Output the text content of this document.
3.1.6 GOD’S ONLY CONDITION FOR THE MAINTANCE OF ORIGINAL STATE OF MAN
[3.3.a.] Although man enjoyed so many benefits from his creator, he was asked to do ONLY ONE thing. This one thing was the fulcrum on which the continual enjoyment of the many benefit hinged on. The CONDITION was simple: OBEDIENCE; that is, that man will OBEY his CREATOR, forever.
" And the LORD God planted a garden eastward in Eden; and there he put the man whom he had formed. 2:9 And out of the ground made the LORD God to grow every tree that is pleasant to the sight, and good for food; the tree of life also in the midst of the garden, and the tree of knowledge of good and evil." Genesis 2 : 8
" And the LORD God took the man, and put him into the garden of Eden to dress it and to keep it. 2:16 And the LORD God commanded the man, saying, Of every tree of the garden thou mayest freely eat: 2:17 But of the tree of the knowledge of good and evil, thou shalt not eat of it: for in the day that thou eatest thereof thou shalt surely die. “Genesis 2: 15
────────────────────
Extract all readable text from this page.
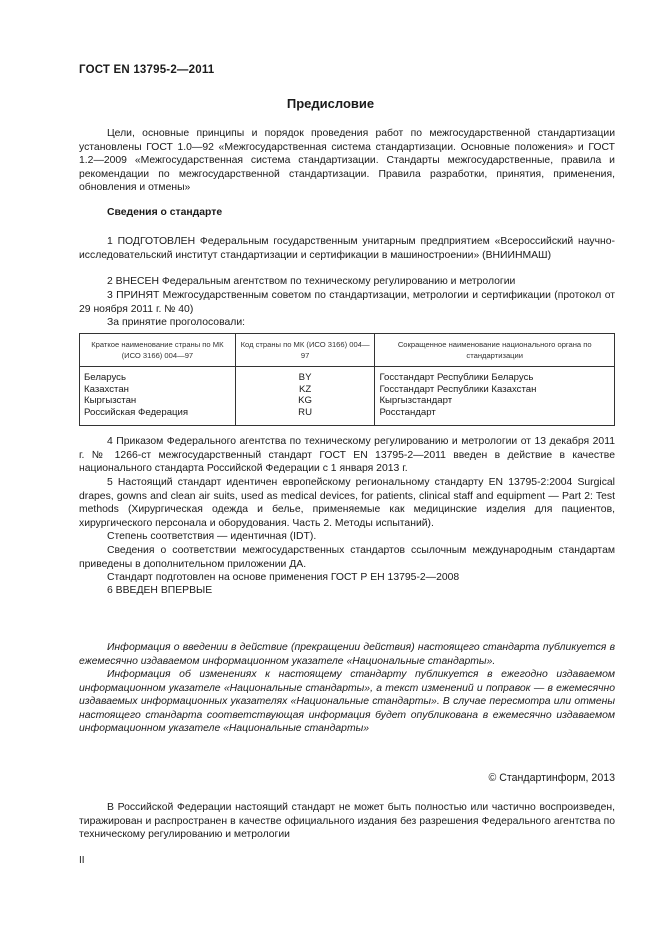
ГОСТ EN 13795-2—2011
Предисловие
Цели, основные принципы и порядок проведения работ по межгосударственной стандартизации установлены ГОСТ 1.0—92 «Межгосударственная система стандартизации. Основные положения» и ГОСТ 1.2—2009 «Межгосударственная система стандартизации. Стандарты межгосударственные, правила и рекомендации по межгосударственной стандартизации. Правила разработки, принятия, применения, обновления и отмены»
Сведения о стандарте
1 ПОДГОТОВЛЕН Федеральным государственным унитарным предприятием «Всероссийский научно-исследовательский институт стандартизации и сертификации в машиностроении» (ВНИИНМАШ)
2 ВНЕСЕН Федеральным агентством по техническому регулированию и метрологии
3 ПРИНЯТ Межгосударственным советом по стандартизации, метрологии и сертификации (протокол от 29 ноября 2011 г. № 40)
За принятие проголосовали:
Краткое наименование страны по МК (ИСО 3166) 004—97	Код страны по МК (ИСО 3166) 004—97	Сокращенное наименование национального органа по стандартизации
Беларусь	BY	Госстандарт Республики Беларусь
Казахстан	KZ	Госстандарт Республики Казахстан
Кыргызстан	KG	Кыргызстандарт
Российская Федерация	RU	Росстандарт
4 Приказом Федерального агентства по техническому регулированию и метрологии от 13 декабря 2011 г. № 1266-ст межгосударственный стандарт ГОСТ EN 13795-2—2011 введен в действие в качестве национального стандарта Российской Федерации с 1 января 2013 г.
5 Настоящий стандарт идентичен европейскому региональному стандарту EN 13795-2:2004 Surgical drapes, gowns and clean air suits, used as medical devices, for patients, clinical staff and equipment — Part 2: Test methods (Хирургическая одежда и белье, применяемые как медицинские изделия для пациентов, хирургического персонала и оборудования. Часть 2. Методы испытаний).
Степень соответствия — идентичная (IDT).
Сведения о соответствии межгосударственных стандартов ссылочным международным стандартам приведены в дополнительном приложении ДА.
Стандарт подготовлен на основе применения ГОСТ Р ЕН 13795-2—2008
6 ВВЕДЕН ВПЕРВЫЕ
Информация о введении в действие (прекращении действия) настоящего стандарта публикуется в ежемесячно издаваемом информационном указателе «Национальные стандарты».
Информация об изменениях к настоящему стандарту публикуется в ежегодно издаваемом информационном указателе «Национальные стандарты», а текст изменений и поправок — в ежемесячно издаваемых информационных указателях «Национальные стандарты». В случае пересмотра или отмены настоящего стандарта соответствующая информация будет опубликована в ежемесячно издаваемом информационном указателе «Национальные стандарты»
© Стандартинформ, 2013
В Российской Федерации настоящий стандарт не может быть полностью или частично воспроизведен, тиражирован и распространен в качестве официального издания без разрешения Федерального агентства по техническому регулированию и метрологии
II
────────────────────
• _Instructions for the task_
All lines above that hold the string "Республики" should be copied.

• _Exercise solution_
Беларусь	BY	Госстандарт Республики Беларусь
Казахстан	KZ	Госстандарт Республики Казахстан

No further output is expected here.